Figure collection entries
++++++++

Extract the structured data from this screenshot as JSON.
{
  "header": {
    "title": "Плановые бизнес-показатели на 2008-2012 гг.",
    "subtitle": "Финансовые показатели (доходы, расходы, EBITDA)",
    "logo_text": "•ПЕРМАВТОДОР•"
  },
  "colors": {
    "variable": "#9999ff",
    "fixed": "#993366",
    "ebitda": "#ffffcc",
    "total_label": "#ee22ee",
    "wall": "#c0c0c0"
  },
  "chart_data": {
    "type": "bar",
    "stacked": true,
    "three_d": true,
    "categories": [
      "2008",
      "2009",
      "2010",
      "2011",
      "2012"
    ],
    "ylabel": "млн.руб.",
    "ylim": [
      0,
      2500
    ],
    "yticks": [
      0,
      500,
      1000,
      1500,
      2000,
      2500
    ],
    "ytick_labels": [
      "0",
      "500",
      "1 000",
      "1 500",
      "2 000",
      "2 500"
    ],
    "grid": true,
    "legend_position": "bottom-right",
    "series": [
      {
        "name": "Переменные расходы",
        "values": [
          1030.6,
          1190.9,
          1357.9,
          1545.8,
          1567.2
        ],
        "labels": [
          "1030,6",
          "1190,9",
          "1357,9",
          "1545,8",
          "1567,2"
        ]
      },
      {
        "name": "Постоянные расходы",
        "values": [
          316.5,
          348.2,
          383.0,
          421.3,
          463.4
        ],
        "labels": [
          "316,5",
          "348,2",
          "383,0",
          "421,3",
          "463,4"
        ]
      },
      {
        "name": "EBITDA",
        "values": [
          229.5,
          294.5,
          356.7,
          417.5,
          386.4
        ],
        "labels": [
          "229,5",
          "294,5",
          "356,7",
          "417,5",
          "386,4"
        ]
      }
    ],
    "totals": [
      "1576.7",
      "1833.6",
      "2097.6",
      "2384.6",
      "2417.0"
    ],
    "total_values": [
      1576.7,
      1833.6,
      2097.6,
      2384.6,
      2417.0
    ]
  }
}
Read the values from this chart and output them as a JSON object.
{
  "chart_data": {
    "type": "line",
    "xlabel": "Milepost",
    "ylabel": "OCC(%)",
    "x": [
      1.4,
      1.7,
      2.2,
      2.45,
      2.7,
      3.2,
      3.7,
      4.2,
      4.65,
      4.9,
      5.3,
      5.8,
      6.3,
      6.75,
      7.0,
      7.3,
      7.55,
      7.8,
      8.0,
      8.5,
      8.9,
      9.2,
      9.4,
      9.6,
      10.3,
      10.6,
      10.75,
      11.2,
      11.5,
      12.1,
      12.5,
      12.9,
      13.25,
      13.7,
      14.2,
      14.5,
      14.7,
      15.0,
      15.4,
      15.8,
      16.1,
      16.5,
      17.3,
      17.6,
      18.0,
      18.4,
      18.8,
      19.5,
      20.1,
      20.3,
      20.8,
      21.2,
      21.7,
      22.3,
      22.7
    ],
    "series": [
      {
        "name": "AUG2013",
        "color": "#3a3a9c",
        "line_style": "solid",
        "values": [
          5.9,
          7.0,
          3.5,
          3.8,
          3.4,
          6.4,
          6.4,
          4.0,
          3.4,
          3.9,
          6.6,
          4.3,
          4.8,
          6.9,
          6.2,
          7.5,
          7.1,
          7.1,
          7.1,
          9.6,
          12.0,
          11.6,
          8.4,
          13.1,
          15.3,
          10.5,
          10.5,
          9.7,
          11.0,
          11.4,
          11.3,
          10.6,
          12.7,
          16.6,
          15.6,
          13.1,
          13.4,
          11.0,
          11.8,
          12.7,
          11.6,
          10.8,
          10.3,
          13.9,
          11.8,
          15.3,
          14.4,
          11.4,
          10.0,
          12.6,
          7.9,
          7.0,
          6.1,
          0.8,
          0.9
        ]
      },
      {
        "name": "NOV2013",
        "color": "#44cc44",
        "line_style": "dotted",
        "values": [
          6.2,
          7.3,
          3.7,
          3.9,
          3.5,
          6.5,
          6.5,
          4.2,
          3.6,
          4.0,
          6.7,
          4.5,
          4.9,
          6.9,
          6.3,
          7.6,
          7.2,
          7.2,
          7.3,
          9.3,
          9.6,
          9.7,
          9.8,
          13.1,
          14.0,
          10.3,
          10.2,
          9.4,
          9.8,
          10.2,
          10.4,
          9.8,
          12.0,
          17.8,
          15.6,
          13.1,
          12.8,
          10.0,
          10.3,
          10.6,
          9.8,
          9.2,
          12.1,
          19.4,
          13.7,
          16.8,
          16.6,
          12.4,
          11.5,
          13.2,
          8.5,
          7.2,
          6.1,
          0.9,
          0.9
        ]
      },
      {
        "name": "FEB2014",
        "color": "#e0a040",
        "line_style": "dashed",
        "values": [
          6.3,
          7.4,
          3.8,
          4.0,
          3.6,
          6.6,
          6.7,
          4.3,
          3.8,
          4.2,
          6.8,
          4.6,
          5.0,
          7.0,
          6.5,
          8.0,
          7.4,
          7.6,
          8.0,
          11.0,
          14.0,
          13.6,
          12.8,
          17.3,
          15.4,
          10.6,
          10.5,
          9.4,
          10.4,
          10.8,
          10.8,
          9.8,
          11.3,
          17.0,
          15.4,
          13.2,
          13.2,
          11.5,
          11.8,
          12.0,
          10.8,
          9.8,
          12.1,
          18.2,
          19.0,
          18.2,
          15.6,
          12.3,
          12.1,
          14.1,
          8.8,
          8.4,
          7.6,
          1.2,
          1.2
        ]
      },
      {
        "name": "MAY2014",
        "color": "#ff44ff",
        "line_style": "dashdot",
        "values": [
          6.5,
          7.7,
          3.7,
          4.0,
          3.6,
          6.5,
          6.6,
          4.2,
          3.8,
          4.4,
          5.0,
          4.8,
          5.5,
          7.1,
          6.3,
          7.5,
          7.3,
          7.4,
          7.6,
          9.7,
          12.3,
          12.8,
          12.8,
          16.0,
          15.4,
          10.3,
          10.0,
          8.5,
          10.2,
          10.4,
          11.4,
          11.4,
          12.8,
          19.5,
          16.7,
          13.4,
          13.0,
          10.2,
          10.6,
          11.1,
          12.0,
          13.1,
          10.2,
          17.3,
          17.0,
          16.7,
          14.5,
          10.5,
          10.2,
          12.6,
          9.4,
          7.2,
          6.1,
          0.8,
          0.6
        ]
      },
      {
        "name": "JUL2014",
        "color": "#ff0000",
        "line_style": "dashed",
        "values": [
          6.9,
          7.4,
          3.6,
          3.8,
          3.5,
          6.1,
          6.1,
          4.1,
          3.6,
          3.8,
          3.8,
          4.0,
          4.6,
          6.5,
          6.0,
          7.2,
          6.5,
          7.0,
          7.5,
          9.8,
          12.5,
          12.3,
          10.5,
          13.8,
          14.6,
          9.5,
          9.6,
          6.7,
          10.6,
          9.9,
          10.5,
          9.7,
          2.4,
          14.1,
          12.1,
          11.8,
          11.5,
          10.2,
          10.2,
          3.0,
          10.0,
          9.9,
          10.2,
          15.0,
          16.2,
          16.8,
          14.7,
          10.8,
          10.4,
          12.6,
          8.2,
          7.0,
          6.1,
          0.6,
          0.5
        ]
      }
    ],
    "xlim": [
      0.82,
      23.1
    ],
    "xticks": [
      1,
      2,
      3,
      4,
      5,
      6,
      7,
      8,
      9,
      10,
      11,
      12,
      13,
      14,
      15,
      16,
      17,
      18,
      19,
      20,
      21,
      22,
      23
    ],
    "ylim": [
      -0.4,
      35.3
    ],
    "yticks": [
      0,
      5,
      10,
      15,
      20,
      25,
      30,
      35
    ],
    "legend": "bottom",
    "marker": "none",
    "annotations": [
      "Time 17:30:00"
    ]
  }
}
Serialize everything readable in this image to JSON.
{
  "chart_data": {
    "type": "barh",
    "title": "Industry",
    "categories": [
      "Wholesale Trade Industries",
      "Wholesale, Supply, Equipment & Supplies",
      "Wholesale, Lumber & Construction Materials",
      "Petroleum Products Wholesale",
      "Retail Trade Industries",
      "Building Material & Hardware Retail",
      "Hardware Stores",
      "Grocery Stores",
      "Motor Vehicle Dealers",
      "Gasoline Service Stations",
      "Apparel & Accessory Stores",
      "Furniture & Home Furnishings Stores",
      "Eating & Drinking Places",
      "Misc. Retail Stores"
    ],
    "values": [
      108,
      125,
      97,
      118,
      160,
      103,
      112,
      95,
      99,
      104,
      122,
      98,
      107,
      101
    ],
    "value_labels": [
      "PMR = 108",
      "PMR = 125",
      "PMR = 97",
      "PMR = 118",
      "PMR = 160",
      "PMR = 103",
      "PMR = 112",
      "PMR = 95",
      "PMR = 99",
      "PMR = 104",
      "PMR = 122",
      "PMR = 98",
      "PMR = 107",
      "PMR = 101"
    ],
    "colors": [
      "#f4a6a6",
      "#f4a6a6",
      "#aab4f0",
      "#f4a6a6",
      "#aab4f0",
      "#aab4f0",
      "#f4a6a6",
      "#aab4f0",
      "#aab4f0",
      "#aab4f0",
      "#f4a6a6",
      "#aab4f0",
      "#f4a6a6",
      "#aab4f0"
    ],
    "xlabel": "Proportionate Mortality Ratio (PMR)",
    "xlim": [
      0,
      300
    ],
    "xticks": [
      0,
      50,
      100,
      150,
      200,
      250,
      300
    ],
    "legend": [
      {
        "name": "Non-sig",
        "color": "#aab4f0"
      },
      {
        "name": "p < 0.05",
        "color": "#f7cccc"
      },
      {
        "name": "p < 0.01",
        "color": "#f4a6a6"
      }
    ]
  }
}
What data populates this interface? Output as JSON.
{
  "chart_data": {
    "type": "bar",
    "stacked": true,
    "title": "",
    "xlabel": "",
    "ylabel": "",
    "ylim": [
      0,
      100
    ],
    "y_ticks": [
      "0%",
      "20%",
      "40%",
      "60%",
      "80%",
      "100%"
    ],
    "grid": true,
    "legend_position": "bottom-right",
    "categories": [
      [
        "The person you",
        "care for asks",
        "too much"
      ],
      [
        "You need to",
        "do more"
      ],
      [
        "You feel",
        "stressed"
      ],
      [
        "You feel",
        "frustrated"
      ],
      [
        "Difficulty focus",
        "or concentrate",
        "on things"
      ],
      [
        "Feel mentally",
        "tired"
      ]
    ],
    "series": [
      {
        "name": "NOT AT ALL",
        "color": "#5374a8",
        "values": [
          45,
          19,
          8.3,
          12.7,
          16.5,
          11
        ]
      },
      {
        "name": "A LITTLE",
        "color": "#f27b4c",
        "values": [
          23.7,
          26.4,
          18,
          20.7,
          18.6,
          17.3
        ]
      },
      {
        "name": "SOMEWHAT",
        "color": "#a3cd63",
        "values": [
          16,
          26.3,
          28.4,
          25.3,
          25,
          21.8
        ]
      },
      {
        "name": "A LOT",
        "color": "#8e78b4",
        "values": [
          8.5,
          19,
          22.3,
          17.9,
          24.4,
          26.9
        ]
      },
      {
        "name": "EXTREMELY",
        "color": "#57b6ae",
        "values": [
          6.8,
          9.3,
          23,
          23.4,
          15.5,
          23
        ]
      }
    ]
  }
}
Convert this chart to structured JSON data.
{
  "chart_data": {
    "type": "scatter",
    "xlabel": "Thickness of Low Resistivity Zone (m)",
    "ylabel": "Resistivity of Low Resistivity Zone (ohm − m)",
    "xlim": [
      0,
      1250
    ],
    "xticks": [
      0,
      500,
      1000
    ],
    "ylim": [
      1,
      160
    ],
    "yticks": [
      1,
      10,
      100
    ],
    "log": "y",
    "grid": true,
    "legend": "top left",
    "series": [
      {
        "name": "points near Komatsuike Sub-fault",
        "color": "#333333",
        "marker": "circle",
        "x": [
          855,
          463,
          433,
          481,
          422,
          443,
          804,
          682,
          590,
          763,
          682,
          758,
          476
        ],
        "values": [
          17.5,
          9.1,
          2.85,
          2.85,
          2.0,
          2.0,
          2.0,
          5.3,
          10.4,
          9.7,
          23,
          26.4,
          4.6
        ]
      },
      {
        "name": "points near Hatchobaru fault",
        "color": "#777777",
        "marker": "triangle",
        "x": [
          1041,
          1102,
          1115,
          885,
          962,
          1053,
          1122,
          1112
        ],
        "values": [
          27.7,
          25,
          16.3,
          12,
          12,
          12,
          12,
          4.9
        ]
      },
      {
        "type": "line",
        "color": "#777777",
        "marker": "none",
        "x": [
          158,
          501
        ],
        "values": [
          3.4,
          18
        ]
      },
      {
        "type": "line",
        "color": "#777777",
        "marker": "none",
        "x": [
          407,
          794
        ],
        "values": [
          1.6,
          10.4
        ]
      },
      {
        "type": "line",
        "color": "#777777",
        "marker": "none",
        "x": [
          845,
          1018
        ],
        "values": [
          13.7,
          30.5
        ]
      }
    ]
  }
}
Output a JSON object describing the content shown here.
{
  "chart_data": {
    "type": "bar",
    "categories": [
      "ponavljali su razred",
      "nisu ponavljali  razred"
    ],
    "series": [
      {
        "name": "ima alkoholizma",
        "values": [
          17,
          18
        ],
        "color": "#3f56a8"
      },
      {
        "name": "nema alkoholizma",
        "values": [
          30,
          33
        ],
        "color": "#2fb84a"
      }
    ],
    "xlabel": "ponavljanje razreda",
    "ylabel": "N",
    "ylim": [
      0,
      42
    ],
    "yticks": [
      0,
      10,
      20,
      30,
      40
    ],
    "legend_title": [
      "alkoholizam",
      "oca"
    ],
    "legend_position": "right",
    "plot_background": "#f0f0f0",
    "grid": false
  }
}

++++++++

• **Problem to solve**
Show the lines of the data that hold the word "Wholesale".

• **Response to this exercise**
      "Wholesale Trade Industries",
      "Wholesale, Supply, Equipment & Supplies",
      "Wholesale, Lumber & Construction Materials",
      "Petroleum Products Wholesale",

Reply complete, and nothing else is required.